> _PROBLEM TO WORK ON_: Starting with the line that holds "Type out the text in this image.", copy out each remaining line of the listing below, up to and including the last one, and include nothing else.

> _STORED RECORDS_:

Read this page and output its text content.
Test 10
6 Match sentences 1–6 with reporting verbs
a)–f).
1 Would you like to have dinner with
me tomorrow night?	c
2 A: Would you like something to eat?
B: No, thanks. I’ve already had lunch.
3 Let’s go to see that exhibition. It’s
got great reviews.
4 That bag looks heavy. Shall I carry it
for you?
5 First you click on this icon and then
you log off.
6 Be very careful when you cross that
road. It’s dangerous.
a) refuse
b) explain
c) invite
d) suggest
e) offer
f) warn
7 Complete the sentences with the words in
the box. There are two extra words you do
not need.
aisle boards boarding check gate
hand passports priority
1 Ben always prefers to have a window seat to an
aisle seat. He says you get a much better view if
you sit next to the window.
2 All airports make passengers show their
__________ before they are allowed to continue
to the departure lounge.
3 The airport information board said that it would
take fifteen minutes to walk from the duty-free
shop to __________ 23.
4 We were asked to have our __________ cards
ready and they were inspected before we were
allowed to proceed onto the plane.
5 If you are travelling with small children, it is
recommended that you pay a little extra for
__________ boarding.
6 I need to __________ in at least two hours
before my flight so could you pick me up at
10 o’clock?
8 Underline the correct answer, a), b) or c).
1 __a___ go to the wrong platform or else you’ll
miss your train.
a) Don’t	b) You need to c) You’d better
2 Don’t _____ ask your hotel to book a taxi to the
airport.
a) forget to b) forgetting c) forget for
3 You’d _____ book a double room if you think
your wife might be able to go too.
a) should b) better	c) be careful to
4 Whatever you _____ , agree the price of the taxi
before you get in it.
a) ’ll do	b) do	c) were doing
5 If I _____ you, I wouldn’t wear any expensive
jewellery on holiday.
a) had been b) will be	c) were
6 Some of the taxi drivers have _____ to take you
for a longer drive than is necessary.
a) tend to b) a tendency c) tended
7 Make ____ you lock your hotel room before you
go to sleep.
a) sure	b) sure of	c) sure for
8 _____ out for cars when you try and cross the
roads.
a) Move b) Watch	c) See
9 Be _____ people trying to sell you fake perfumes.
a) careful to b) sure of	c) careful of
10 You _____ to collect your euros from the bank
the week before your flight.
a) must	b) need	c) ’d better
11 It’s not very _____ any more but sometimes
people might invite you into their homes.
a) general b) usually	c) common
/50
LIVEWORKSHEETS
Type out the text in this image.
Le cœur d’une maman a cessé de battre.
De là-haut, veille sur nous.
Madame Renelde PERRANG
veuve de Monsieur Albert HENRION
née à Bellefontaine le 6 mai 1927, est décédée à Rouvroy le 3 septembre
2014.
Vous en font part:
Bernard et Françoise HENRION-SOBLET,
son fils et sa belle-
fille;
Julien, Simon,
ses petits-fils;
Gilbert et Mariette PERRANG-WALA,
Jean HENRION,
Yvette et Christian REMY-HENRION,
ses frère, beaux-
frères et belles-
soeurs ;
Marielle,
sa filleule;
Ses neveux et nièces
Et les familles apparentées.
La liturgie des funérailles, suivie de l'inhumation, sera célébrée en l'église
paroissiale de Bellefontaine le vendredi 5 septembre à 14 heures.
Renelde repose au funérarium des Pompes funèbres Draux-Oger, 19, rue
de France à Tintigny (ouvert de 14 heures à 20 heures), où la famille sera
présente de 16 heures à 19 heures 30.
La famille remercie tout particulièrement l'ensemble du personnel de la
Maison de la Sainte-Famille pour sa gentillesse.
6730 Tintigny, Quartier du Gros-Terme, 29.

> _EXERCISE RESULT_:
Type out the text in this image.
Le cœur d’une maman a cessé de battre.
De là-haut, veille sur nous.
Madame Renelde PERRANG
veuve de Monsieur Albert HENRION
née à Bellefontaine le 6 mai 1927, est décédée à Rouvroy le 3 septembre
2014.
Vous en font part:
Bernard et Françoise HENRION-SOBLET,
son fils et sa belle-
fille;
Julien, Simon,
ses petits-fils;
Gilbert et Mariette PERRANG-WALA,
Jean HENRION,
Yvette et Christian REMY-HENRION,
ses frère, beaux-
frères et belles-
soeurs ;
Marielle,
sa filleule;
Ses neveux et nièces
Et les familles apparentées.
La liturgie des funérailles, suivie de l'inhumation, sera célébrée en l'église
paroissiale de Bellefontaine le vendredi 5 septembre à 14 heures.
Renelde repose au funérarium des Pompes funèbres Draux-Oger, 19, rue
de France à Tintigny (ouvert de 14 heures à 20 heures), où la famille sera
présente de 16 heures à 19 heures 30.
La famille remercie tout particulièrement l'ensemble du personnel de la
Maison de la Sainte-Famille pour sa gentillesse.
6730 Tintigny, Quartier du Gros-Terme, 29.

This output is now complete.